#### Records shown

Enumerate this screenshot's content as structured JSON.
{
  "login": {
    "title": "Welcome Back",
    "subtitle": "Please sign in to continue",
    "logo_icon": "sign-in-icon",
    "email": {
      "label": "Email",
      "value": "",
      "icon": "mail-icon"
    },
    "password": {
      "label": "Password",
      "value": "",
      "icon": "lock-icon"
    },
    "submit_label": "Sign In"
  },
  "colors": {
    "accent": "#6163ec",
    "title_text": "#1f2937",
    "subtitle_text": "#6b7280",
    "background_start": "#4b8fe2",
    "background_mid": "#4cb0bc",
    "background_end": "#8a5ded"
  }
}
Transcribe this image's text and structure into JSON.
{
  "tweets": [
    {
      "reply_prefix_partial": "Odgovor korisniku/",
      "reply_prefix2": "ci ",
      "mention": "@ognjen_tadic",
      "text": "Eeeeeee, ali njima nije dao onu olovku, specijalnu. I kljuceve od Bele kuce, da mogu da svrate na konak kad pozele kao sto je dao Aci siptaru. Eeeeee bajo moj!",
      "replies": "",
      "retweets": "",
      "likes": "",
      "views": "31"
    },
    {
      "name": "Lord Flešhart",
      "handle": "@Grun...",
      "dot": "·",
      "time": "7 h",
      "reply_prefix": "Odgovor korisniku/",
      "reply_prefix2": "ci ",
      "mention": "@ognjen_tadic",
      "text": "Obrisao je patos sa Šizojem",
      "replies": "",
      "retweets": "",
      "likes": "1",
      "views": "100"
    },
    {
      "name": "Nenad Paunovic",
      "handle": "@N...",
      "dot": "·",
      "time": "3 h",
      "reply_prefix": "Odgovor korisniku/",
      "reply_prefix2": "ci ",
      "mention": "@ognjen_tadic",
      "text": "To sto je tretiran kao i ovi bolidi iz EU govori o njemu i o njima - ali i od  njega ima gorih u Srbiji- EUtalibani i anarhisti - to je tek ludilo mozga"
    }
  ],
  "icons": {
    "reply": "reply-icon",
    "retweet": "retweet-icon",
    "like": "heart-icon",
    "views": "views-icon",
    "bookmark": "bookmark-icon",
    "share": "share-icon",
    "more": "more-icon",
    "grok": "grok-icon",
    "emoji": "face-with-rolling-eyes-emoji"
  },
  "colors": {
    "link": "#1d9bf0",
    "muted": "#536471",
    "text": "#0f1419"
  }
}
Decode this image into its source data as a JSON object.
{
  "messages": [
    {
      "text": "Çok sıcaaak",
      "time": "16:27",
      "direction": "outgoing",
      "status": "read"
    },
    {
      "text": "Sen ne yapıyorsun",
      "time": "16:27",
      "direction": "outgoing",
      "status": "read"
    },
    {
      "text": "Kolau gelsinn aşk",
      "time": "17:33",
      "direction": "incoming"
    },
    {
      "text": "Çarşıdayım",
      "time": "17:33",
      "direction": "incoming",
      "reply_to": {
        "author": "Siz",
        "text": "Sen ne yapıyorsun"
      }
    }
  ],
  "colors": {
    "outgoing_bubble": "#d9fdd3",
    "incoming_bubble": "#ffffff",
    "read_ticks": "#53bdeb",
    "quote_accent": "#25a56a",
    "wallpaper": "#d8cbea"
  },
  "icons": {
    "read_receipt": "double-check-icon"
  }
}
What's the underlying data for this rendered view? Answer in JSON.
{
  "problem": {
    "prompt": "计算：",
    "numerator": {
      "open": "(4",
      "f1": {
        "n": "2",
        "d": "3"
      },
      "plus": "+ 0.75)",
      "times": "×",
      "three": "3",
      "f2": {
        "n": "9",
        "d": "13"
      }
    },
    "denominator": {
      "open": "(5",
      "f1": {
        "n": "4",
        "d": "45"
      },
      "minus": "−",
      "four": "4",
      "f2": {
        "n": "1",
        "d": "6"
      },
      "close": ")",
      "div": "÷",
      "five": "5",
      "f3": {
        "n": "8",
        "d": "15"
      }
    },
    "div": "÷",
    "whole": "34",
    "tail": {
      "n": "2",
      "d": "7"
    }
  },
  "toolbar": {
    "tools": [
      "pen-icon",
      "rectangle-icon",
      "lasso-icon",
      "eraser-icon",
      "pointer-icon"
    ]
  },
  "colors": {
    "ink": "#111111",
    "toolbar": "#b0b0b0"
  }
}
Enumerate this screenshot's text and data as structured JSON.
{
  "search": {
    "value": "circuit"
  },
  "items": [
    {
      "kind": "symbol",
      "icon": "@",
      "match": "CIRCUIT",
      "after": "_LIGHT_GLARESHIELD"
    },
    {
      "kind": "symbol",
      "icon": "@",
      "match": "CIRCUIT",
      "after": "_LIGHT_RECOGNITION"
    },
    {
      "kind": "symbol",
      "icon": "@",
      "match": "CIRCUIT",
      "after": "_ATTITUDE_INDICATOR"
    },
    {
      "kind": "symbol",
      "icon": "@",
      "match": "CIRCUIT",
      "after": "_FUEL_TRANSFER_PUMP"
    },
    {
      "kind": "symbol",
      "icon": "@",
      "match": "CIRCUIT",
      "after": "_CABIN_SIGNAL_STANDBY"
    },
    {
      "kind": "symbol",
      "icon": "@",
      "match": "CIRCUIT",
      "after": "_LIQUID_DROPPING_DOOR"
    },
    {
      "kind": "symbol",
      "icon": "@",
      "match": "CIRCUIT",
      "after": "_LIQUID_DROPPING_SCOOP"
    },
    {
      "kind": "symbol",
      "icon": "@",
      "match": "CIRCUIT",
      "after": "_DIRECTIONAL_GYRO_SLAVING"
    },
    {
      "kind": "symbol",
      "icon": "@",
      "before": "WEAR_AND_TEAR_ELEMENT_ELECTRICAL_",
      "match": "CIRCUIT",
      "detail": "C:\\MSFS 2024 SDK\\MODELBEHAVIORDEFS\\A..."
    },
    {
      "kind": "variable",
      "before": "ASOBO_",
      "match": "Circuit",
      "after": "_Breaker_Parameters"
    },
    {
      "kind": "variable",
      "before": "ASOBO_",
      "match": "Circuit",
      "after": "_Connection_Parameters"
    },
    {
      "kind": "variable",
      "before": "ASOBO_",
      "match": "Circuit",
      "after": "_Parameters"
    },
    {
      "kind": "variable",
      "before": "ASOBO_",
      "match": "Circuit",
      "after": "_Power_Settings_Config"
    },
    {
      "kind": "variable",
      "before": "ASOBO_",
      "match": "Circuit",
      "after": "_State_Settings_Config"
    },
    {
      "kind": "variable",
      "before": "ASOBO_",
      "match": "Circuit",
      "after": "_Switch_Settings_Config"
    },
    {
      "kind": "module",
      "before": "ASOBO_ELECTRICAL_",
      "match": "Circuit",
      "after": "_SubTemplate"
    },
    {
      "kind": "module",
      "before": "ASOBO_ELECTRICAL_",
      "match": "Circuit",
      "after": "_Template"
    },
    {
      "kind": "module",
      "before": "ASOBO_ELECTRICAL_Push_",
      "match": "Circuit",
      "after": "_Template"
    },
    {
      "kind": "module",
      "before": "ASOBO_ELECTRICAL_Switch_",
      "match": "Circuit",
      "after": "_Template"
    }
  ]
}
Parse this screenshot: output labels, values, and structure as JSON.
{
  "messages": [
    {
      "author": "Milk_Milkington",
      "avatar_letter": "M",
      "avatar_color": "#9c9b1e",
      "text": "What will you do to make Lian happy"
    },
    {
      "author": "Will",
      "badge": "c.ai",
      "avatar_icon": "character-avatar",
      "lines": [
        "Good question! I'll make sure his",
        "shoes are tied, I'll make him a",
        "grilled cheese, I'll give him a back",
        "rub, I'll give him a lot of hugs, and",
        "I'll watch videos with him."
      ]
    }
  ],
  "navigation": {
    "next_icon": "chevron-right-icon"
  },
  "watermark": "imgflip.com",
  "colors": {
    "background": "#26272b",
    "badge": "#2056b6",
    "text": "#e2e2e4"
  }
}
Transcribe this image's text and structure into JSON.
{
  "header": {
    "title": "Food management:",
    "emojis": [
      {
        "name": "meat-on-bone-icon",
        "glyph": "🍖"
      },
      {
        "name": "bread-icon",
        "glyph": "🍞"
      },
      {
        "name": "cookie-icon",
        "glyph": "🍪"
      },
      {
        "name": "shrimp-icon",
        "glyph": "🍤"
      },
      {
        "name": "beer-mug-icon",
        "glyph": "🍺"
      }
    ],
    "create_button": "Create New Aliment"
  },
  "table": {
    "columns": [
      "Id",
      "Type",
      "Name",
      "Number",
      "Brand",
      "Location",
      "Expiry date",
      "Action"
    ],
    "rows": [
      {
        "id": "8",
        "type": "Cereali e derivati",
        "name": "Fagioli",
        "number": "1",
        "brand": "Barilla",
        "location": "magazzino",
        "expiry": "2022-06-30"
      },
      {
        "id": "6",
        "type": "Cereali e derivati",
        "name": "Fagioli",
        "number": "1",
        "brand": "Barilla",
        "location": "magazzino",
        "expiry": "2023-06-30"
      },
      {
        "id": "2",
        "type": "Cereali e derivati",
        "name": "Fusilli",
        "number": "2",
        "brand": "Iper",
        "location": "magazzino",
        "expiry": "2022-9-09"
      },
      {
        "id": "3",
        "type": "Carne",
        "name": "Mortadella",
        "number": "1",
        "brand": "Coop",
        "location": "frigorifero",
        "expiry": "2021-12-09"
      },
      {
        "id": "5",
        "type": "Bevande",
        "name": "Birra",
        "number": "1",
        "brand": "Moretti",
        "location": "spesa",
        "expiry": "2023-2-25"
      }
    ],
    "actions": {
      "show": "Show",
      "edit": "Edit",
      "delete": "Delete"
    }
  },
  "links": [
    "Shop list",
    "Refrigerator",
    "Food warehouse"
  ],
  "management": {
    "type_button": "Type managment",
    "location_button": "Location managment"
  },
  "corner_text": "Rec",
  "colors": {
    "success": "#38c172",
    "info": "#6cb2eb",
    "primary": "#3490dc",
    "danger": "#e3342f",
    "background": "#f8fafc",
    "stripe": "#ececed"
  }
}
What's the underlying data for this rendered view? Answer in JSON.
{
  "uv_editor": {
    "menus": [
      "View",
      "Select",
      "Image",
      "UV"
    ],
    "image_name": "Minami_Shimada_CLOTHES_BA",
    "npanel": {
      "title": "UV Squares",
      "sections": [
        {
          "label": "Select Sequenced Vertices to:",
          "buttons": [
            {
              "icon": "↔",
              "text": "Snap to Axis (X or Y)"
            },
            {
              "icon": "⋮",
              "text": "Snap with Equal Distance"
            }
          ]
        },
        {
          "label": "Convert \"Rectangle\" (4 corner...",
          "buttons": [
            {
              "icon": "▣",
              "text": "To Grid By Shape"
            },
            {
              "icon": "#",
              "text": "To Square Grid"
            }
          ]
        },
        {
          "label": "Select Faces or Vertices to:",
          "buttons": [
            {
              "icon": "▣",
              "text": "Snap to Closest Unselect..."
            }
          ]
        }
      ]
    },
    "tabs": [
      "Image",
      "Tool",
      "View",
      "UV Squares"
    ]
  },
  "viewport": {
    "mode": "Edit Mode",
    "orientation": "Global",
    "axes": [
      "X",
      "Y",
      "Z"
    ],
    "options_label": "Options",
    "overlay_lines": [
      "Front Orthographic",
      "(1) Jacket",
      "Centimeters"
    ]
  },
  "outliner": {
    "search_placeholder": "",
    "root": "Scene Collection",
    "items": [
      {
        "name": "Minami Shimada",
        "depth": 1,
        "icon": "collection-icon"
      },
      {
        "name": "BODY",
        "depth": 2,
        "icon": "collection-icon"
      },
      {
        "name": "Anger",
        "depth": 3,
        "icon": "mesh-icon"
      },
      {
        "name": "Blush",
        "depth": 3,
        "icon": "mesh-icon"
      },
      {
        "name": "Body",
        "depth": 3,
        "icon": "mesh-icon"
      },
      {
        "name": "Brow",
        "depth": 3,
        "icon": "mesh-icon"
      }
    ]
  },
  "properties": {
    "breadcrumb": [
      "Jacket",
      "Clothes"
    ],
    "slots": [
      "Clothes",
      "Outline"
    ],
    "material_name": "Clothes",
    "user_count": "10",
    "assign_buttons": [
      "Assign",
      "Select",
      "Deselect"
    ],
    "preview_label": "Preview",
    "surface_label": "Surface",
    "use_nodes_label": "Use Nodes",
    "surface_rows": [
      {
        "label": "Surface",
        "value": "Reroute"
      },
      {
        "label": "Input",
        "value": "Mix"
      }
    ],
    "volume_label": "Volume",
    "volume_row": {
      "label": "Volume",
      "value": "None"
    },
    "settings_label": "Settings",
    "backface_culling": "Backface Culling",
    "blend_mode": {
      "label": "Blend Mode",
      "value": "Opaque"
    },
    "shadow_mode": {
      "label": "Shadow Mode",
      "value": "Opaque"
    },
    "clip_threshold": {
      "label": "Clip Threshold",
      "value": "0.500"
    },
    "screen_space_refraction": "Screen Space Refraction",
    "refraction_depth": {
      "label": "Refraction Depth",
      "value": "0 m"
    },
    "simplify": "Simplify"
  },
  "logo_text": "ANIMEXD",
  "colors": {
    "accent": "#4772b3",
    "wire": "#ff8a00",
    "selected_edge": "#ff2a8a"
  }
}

########

== To do ==
Look through the listing above. Pick out each line with "give" and copy it.

== Output for this exercise ==
        "grilled cheese, I'll give him a back",
        "rub, I'll give him a lot of hugs, and",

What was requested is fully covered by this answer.